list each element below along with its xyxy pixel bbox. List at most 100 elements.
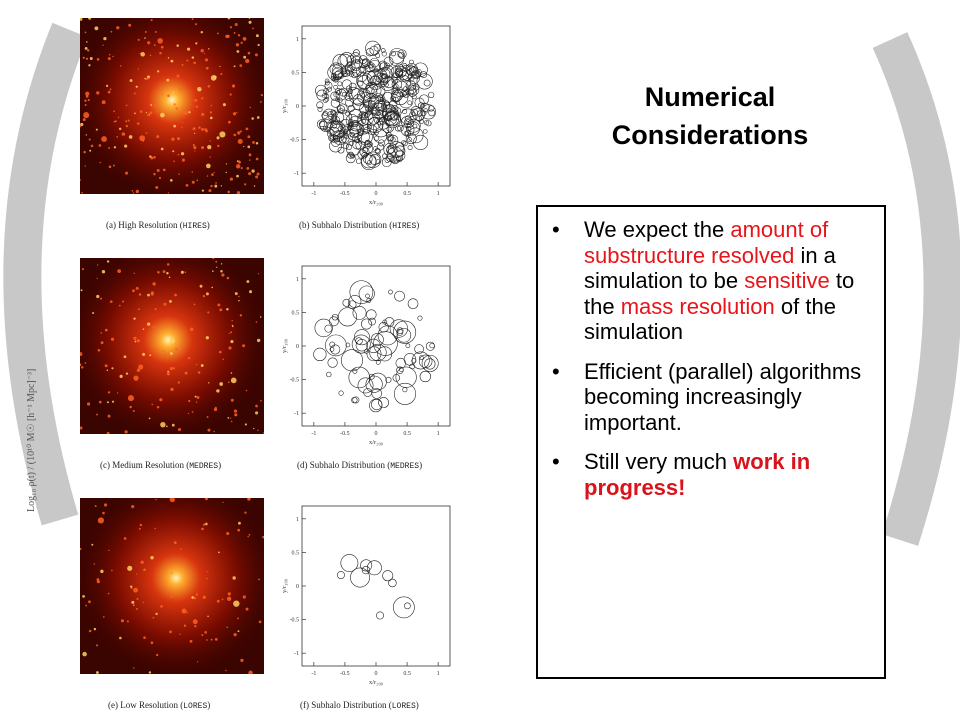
subhalo-circle (378, 60, 388, 70)
subhalo-circle (395, 74, 412, 91)
subhalo-circle (341, 79, 352, 90)
subhalo-circle (412, 71, 420, 79)
subhalo-circle (348, 151, 354, 157)
subhalo-circle (359, 87, 365, 93)
subhalo-circle (390, 155, 400, 165)
x-tick-label: 0 (375, 191, 378, 197)
x-tick-label: -0.5 (340, 431, 350, 437)
y-tick-label: 1 (296, 517, 299, 523)
subhalo-circle (407, 145, 413, 151)
subhalo-circle (391, 151, 397, 157)
subhalo-circle (366, 346, 382, 362)
subhalo-circle (368, 373, 375, 380)
subhalo-circle (363, 85, 378, 99)
subhalo-circle (366, 309, 377, 320)
y-tick-label: 0.5 (292, 550, 300, 556)
bullet-item: • Efficient (parallel) algorithms becomin… (552, 359, 882, 436)
subhalo-circle (400, 116, 413, 128)
subhalo-circle (338, 390, 344, 396)
subhalo-circle (397, 125, 404, 132)
subhalo-circle (398, 51, 404, 58)
subhalo-circle (345, 342, 351, 348)
subhalo-circle (384, 62, 390, 69)
subhalo-circle (337, 126, 344, 132)
subhalo-circle (346, 55, 357, 66)
subhalo-circle (396, 86, 403, 93)
caption-b: (b) Subhalo Distribution (HIRES) (299, 220, 420, 231)
subhalo-circle (365, 293, 370, 299)
subhalo-circle (365, 151, 382, 168)
subhalo-circle (345, 114, 359, 127)
y-tick-label: -0.5 (290, 138, 300, 144)
y-tick-label: -1 (294, 651, 299, 657)
subhalo-circle (383, 111, 398, 126)
caption-f: (f) Subhalo Distribution (LORES) (300, 700, 419, 711)
subhalo-circle (393, 382, 417, 405)
subhalo-circle (407, 88, 414, 95)
subhalo-circle (366, 70, 382, 86)
subhalo-circle (364, 101, 370, 107)
subhalo-circle (355, 140, 366, 151)
subhalo-circle (411, 351, 430, 370)
subhalo-circle (380, 48, 386, 53)
subhalo-circle (352, 98, 364, 110)
subhalo-circle (324, 324, 333, 333)
subhalo-circle (424, 358, 436, 370)
subhalo-circle (422, 129, 428, 134)
subhalo-circle (407, 298, 419, 310)
subhalo-circle (419, 355, 424, 361)
subhalo-circle (365, 81, 378, 94)
subhalo-circle (314, 318, 333, 338)
bullet-text: to the (584, 268, 855, 319)
subhalo-circle (374, 147, 381, 154)
subhalo-circle (365, 106, 371, 112)
y-tick-label: -1 (294, 171, 299, 177)
subhalo-circle (396, 328, 412, 343)
slide-title: Numerical Considerations (560, 78, 860, 154)
subhalo-circle (409, 85, 420, 96)
subhalo-circle (416, 115, 423, 122)
subhalo-circle (405, 343, 411, 349)
subhalo-circle (407, 100, 413, 106)
subhalo-circle (369, 343, 387, 362)
subhalo-circle (325, 334, 347, 357)
subhalo-circle (350, 567, 370, 588)
subhalo-circle (382, 319, 388, 325)
subhalo-circle (420, 110, 427, 117)
x-tick-label: 0.5 (403, 191, 411, 197)
subhalo-circle (414, 344, 424, 354)
x-tick-label: -0.5 (340, 671, 350, 677)
x-tick-label: -1 (311, 671, 316, 677)
subhalo-circle (330, 344, 341, 355)
y-tick-label: 0 (296, 344, 299, 350)
subhalo-circle (374, 135, 380, 141)
subhalo-circle (366, 338, 381, 354)
subhalo-circle (365, 62, 376, 73)
subhalo-circle (357, 80, 364, 87)
y-tick-label: -0.5 (290, 618, 300, 624)
x-tick-label: 1 (437, 431, 440, 437)
y-axis-label: y/r₂₀₀ (281, 579, 288, 593)
subhalo-circle (375, 111, 381, 117)
subhalo-circle (349, 280, 374, 304)
subhalo-circle (321, 112, 328, 119)
subhalo-circle (352, 305, 367, 320)
subhalo-circle (378, 139, 385, 147)
highlighted-text: work in progress! (584, 449, 811, 500)
subhalo-circle (390, 51, 397, 57)
subhalo-circle (357, 377, 374, 394)
subhalo-distribution-plot-hires: -1 -0.5 0 0.5 1 1 0.5 0 -0.5 -1 x/r₂₀₀ y/r₂₀₀ (280, 20, 460, 210)
subhalo-circle (316, 101, 324, 109)
subhalo-circle (358, 55, 368, 64)
subhalo-circle (398, 68, 412, 82)
subhalo-circle (348, 82, 357, 91)
subhalo-circle (370, 93, 386, 108)
subhalo-circle (313, 347, 327, 362)
subhalo-circle (408, 59, 414, 65)
bullet-text: Still very much (584, 449, 734, 474)
subhalo-circle (365, 108, 371, 114)
subhalo-circle (356, 72, 373, 90)
subhalo-circle (382, 570, 394, 582)
y-tick-label: -1 (294, 411, 299, 417)
subhalo-circle (355, 339, 368, 352)
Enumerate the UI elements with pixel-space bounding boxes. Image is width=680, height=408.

|---|

### What you should do:
Can you give the entries between the lines holding "subhalo-circle (378, 60, 388, 70)" and "subhalo-circle (363, 85, 378, 99)", inclusive, again with "y-tick-label" swapped for "y-axis-label" and everything else left unchanged?

### Solution to the problem:
subhalo-circle (378, 60, 388, 70)
subhalo-circle (395, 74, 412, 91)
subhalo-circle (341, 79, 352, 90)
subhalo-circle (412, 71, 420, 79)
subhalo-circle (348, 151, 354, 157)
subhalo-circle (359, 87, 365, 93)
subhalo-circle (390, 155, 400, 165)
x-tick-label: 0 (375, 191, 378, 197)
x-tick-label: -0.5 (340, 431, 350, 437)
y-axis-label: 1 (296, 517, 299, 523)
subhalo-circle (407, 145, 413, 151)
subhalo-circle (391, 151, 397, 157)
subhalo-circle (366, 346, 382, 362)
subhalo-circle (368, 373, 375, 380)
subhalo-circle (363, 85, 378, 99)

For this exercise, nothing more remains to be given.